━━━ Records to use ━━━

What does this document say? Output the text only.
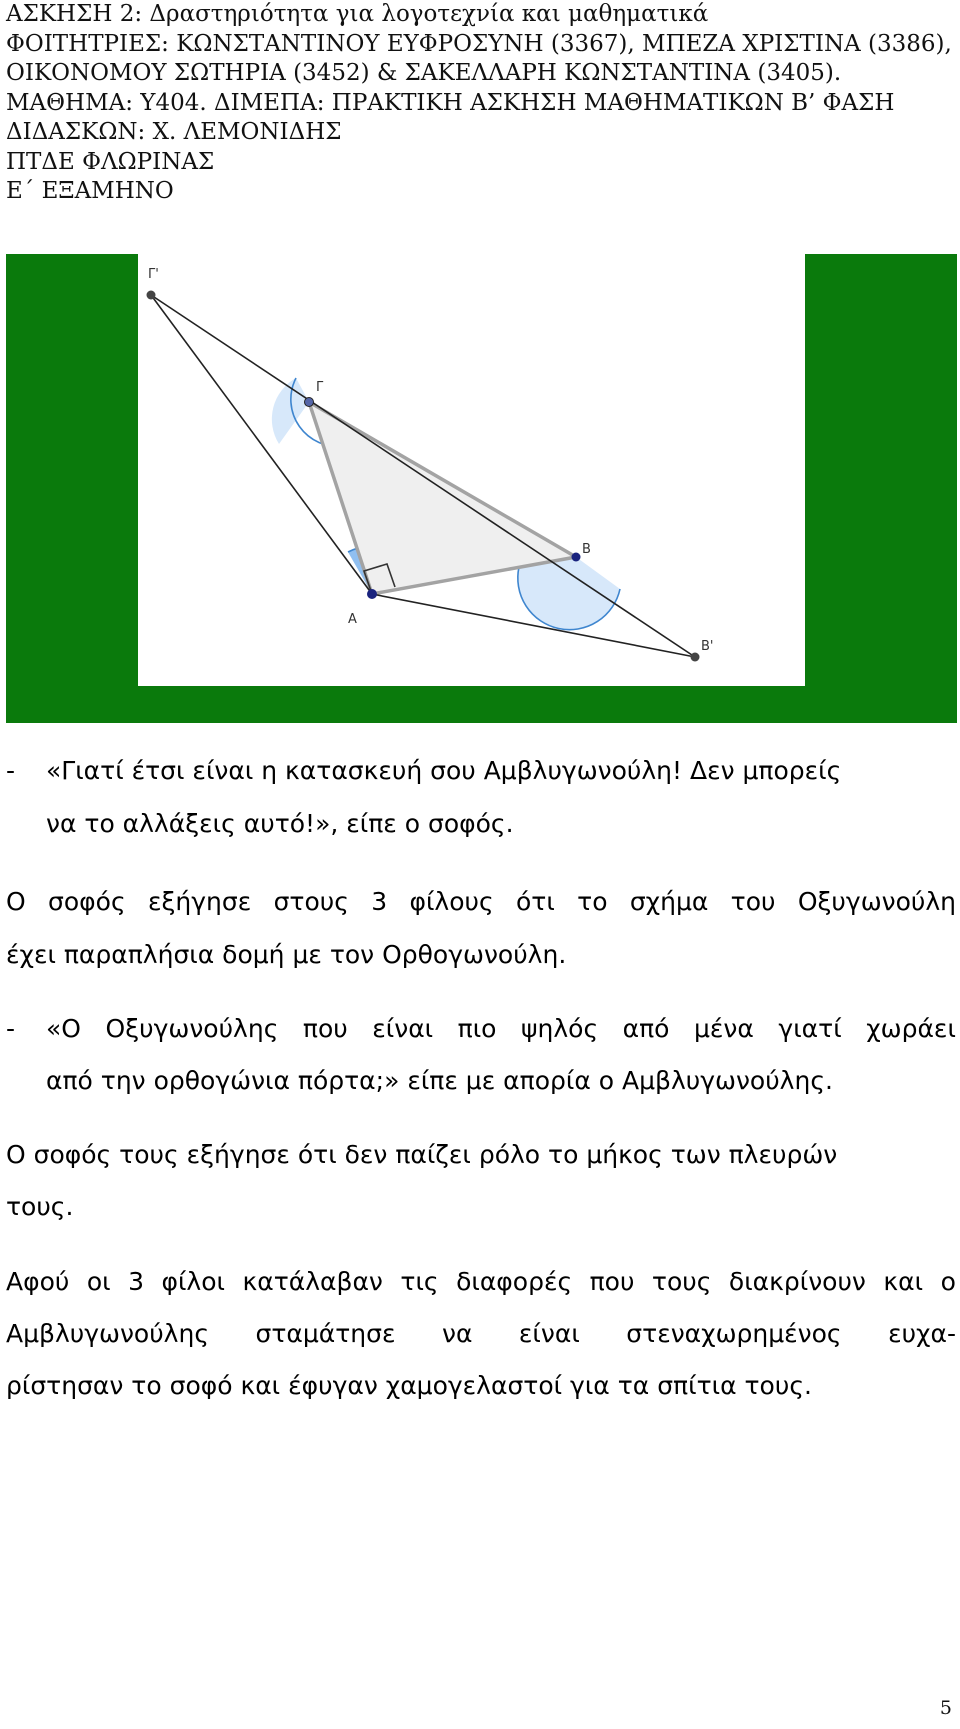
ΑΣΚΗΣΗ 2: Δραστηριότητα για λογοτεχνία και μαθηματικά
ΦΟΙΤΗΤΡΙΕΣ: ΚΩΝΣΤΑΝΤΙΝΟΥ ΕΥΦΡΟΣΥΝΗ (3367), ΜΠΕΖΑ ΧΡΙΣΤΙΝΑ (3386),
ΟΙΚΟΝΟΜΟΥ ΣΩΤΗΡΙΑ (3452) & ΣΑΚΕΛΛΑΡΗ ΚΩΝΣΤΑΝΤΙΝΑ (3405).
ΜΑΘΗΜΑ: Υ404. ΔΙΜΕΠΑ: ΠΡΑΚΤΙΚΗ ΑΣΚΗΣΗ ΜΑΘΗΜΑΤΙΚΩΝ Β’ ΦΑΣΗ
ΔΙΔΑΣΚΩΝ: Χ. ΛΕΜΟΝΙΔΗΣ
ΠΤΔΕ ΦΛΩΡΙΝΑΣ
Ε΄ ΕΞΑΜΗΝΟ
Γ'
Γ
Β
Α
Β'
- «Γιατί έτσι είναι η κατασκευή σου Αμβλυγωνούλη! Δεν μπορείς
να το αλλάξεις αυτό!», είπε ο σοφός.
Ο σοφός εξήγησε στους 3 φίλους ότι το σχήμα του Οξυγωνούλη
έχει παραπλήσια δομή με τον Ορθογωνούλη.
- «Ο Οξυγωνούλης που είναι πιο ψηλός από μένα γιατί χωράει
από την ορθογώνια πόρτα;» είπε με απορία ο Αμβλυγωνούλης.
Ο σοφός τους εξήγησε ότι δεν παίζει ρόλο το μήκος των πλευρών
τους.
Αφού οι 3 φίλοι κατάλαβαν τις διαφορές που τους διακρίνουν και ο
Αμβλυγωνούλης σταμάτησε να είναι στεναχωρημένος ευχα-
ρίστησαν το σοφό και έφυγαν χαμογελαστοί για τα σπίτια τους.
5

━━━

Copy all lines of the material above where the string "εξήγησε" occurs.

Solution for this task =>
Ο σοφός εξήγησε στους 3 φίλους ότι το σχήμα του Οξυγωνούλη
Ο σοφός τους εξήγησε ότι δεν παίζει ρόλο το μήκος των πλευρών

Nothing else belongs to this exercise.